Collected data
+-------+

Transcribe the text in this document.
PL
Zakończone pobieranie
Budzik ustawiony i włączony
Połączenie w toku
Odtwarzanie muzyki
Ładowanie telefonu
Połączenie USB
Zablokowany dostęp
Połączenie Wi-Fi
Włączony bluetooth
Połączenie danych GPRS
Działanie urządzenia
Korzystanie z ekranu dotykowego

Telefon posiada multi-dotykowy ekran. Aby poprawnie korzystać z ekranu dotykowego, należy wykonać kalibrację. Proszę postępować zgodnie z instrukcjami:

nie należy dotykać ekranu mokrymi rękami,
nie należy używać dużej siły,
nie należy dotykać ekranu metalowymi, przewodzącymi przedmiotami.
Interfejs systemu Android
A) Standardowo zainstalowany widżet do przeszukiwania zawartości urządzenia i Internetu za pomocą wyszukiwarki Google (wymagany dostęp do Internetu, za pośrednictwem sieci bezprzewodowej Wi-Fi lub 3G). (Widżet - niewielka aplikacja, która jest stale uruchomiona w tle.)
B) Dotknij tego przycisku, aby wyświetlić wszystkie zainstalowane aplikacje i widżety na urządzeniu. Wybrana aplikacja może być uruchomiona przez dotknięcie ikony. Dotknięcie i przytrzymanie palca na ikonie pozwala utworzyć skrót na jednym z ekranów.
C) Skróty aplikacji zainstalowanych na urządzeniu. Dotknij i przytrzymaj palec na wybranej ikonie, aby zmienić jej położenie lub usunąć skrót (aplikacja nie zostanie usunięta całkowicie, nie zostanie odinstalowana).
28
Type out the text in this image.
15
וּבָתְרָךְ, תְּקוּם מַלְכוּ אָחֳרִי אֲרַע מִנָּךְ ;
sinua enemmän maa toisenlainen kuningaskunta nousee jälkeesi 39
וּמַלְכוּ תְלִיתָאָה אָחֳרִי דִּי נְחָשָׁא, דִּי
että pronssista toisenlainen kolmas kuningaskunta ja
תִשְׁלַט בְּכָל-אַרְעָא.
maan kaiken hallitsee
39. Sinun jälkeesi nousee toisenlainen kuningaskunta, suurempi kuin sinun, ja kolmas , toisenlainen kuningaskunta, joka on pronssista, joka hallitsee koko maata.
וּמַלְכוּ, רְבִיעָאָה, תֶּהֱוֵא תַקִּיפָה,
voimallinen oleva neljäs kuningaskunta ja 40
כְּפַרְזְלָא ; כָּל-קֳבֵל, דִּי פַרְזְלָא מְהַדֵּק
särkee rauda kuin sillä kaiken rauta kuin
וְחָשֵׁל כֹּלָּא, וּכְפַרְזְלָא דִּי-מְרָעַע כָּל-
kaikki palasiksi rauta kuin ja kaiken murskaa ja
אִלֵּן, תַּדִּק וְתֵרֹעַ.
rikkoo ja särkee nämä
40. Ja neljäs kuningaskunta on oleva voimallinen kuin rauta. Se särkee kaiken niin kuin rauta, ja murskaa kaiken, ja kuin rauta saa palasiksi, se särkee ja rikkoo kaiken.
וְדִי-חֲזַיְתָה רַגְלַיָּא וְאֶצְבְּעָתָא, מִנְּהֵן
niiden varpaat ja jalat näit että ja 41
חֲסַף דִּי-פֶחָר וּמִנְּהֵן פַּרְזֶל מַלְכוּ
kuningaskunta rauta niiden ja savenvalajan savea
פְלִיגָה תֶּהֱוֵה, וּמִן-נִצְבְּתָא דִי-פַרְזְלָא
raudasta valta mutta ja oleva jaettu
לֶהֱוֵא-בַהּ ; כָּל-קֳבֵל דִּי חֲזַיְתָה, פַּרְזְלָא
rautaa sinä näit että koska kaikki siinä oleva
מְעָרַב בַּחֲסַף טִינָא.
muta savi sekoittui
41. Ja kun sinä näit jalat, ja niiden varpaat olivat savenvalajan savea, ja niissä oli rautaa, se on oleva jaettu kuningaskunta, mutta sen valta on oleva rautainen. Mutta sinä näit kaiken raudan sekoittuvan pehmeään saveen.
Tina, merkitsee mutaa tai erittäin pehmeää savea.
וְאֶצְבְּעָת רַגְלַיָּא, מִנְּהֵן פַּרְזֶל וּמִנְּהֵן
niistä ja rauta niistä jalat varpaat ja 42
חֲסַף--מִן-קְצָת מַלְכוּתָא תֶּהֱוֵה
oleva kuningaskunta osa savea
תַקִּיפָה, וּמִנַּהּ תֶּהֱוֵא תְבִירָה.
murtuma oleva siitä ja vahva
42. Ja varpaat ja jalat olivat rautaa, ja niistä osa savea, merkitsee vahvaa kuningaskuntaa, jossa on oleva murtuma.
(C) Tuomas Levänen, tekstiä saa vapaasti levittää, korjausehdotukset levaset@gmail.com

+-------+

Exercise prompt:
Look over the records above and copy each line that includes the string "pronssista".

Reply:
että pronssista toisenlainen kolmas kuningaskunta ja
39. Sinun jälkeesi nousee toisenlainen kuningaskunta, suurempi kuin sinun, ja kolmas , toisenlainen kuningaskunta, joka on pronssista, joka hallitsee koko maata.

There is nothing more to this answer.